### Data to use ###
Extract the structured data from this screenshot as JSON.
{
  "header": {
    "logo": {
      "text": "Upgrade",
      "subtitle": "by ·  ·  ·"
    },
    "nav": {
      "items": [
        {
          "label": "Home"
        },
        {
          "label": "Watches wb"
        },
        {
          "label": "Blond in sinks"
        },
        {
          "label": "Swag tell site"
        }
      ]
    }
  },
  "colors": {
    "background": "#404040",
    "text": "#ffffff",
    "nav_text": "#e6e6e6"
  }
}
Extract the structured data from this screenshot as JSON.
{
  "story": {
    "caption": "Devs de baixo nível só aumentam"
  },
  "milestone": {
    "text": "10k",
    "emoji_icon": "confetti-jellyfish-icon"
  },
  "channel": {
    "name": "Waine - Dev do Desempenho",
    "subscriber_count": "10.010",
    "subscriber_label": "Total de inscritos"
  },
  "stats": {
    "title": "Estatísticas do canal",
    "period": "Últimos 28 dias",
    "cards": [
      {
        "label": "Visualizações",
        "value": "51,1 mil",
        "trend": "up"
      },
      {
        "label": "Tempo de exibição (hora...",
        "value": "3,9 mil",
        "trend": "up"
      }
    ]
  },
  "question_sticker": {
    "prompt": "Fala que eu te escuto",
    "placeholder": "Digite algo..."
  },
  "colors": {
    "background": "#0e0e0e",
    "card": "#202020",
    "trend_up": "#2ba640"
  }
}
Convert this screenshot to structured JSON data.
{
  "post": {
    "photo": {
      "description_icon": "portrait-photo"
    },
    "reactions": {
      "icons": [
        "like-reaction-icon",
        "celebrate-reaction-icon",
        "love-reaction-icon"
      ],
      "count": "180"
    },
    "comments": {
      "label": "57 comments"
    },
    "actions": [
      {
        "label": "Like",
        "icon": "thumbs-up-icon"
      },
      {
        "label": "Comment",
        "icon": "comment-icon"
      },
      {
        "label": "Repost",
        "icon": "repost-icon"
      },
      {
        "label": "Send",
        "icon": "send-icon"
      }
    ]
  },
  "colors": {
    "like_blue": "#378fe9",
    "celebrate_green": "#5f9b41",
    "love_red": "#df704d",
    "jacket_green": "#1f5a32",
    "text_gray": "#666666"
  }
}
###
Copy each record from above without leaving any out.

_Answer for this exercise_
Extract the structured data from this screenshot as JSON.
{
  "header": {
    "logo": {
      "text": "Upgrade",
      "subtitle": "by ·  ·  ·"
    },
    "nav": {
      "items": [
        {
          "label": "Home"
        },
        {
          "label": "Watches wb"
        },
        {
          "label": "Blond in sinks"
        },
        {
          "label": "Swag tell site"
        }
      ]
    }
  },
  "colors": {
    "background": "#404040",
    "text": "#ffffff",
    "nav_text": "#e6e6e6"
  }
}
Extract the structured data from this screenshot as JSON.
{
  "story": {
    "caption": "Devs de baixo nível só aumentam"
  },
  "milestone": {
    "text": "10k",
    "emoji_icon": "confetti-jellyfish-icon"
  },
  "channel": {
    "name": "Waine - Dev do Desempenho",
    "subscriber_count": "10.010",
    "subscriber_label": "Total de inscritos"
  },
  "stats": {
    "title": "Estatísticas do canal",
    "period": "Últimos 28 dias",
    "cards": [
      {
        "label": "Visualizações",
        "value": "51,1 mil",
        "trend": "up"
      },
      {
        "label": "Tempo de exibição (hora...",
        "value": "3,9 mil",
        "trend": "up"
      }
    ]
  },
  "question_sticker": {
    "prompt": "Fala que eu te escuto",
    "placeholder": "Digite algo..."
  },
  "colors": {
    "background": "#0e0e0e",
    "card": "#202020",
    "trend_up": "#2ba640"
  }
}
Convert this screenshot to structured JSON data.
{
  "post": {
    "photo": {
      "description_icon": "portrait-photo"
    },
    "reactions": {
      "icons": [
        "like-reaction-icon",
        "celebrate-reaction-icon",
        "love-reaction-icon"
      ],
      "count": "180"
    },
    "comments": {
      "label": "57 comments"
    },
    "actions": [
      {
        "label": "Like",
        "icon": "thumbs-up-icon"
      },
      {
        "label": "Comment",
        "icon": "comment-icon"
      },
      {
        "label": "Repost",
        "icon": "repost-icon"
      },
      {
        "label": "Send",
        "icon": "send-icon"
      }
    ]
  },
  "colors": {
    "like_blue": "#378fe9",
    "celebrate_green": "#5f9b41",
    "love_red": "#df704d",
    "jacket_green": "#1f5a32",
    "text_gray": "#666666"
  }
}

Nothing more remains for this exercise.